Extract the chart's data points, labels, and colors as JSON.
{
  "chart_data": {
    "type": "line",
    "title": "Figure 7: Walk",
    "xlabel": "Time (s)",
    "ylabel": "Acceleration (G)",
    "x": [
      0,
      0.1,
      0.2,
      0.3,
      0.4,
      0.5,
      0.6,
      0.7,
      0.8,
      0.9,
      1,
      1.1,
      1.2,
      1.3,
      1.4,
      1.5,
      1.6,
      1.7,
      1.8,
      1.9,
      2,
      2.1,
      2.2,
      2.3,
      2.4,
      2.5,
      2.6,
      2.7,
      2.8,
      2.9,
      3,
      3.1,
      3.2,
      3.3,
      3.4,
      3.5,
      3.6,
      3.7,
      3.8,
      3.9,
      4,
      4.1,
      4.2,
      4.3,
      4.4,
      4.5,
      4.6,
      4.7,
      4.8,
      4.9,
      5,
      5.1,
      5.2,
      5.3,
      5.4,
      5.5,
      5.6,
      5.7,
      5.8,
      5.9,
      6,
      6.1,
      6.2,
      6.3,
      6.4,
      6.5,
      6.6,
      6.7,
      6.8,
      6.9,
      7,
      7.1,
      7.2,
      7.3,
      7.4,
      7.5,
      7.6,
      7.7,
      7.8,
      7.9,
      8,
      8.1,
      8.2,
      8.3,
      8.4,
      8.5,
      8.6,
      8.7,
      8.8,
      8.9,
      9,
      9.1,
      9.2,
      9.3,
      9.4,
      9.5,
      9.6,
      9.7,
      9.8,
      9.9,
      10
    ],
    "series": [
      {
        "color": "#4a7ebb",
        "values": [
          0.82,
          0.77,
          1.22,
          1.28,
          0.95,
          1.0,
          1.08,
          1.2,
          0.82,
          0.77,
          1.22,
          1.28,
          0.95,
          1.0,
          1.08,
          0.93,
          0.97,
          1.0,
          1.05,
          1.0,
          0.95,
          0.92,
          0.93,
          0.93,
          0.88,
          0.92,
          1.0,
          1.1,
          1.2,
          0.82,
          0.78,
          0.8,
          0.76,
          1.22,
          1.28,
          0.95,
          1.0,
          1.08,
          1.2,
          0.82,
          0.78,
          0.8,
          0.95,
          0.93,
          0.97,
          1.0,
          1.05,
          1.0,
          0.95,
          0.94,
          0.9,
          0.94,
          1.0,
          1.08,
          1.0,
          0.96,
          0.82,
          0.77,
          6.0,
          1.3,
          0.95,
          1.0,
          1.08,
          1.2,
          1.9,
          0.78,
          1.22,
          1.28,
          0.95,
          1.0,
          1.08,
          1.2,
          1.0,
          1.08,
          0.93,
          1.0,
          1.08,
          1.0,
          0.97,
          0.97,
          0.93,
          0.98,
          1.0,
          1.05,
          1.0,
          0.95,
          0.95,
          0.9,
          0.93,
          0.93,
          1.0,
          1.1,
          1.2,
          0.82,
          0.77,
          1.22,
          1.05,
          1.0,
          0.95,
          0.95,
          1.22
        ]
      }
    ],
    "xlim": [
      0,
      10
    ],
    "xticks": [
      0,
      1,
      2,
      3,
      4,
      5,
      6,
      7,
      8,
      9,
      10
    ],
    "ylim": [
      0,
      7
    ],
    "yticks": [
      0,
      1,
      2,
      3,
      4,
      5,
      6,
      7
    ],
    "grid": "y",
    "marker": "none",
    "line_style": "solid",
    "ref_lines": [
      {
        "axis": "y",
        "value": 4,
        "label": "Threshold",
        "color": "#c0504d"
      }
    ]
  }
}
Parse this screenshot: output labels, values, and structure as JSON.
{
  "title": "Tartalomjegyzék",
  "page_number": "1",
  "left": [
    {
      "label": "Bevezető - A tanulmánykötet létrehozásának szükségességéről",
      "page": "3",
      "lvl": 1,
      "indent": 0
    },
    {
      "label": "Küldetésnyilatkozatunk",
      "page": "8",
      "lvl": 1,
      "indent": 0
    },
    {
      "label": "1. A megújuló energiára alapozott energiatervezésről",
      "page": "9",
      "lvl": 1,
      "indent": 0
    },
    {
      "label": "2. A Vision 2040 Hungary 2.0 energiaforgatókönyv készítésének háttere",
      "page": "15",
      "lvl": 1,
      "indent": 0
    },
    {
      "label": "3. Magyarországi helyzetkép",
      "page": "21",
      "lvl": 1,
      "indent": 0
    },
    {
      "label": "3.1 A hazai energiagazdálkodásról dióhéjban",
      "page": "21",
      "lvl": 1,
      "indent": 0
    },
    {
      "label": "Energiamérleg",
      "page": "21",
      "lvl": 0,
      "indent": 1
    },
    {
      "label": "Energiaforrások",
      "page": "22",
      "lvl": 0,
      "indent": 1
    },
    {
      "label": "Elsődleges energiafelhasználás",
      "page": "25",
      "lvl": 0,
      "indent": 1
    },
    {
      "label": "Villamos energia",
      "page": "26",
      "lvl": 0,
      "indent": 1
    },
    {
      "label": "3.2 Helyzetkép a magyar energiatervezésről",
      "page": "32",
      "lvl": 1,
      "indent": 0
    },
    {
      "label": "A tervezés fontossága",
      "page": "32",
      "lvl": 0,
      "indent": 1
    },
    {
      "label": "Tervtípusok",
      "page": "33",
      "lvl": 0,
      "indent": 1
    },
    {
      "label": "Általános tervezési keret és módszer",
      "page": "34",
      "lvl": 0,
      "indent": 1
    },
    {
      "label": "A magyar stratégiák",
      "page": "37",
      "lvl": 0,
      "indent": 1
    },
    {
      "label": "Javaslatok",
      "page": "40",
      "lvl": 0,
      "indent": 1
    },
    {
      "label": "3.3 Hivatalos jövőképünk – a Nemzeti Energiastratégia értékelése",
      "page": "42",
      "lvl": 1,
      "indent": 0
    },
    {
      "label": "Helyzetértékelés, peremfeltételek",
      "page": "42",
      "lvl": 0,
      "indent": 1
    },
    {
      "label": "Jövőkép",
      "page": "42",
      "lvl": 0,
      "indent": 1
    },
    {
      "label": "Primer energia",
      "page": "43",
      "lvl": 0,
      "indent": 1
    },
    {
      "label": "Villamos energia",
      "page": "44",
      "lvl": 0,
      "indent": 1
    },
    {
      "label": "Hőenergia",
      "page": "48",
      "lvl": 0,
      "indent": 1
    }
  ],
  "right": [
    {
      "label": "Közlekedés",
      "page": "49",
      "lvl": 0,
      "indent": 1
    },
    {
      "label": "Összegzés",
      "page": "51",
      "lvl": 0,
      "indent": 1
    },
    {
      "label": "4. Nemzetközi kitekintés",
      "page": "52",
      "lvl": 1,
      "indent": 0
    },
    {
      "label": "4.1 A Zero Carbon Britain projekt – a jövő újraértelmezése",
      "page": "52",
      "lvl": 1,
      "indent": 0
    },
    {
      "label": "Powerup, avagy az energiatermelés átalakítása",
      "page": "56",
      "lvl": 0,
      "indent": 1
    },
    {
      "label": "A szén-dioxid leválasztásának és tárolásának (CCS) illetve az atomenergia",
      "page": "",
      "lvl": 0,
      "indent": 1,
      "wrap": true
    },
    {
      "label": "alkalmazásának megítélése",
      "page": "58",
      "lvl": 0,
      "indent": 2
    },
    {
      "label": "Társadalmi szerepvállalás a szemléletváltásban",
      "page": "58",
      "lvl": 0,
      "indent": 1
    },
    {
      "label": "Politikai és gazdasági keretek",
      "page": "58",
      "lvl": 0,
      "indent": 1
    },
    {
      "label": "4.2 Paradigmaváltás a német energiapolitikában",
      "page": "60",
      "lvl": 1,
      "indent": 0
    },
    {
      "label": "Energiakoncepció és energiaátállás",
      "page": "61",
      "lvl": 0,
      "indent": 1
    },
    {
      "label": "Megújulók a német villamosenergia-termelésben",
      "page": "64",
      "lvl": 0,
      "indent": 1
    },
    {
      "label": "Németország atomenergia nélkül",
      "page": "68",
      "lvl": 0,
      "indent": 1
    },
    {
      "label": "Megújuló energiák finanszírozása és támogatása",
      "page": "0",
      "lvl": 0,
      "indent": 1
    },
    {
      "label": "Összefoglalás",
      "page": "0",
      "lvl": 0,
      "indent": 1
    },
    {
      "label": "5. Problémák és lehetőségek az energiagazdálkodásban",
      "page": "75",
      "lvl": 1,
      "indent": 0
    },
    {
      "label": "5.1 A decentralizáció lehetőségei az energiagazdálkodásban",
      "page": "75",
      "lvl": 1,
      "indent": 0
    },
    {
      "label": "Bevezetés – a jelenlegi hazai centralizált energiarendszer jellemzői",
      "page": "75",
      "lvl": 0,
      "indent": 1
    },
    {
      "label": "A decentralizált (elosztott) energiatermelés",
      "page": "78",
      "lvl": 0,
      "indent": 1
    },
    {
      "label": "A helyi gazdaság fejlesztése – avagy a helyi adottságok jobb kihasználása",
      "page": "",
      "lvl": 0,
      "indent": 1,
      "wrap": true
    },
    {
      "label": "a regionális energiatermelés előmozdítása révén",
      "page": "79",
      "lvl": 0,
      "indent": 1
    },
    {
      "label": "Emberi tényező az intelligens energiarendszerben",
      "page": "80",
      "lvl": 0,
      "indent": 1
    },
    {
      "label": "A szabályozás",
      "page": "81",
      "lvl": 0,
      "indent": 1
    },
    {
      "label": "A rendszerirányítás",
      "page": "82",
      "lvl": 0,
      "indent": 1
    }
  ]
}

* _DIRECTIVE_:
Extract every line that has the string "energiatermelés" in it.

* _REPLY_:
      "label": "Powerup, avagy az energiatermelés átalakítása",
      "label": "A decentralizált (elosztott) energiatermelés",
      "label": "a regionális energiatermelés előmozdítása révén",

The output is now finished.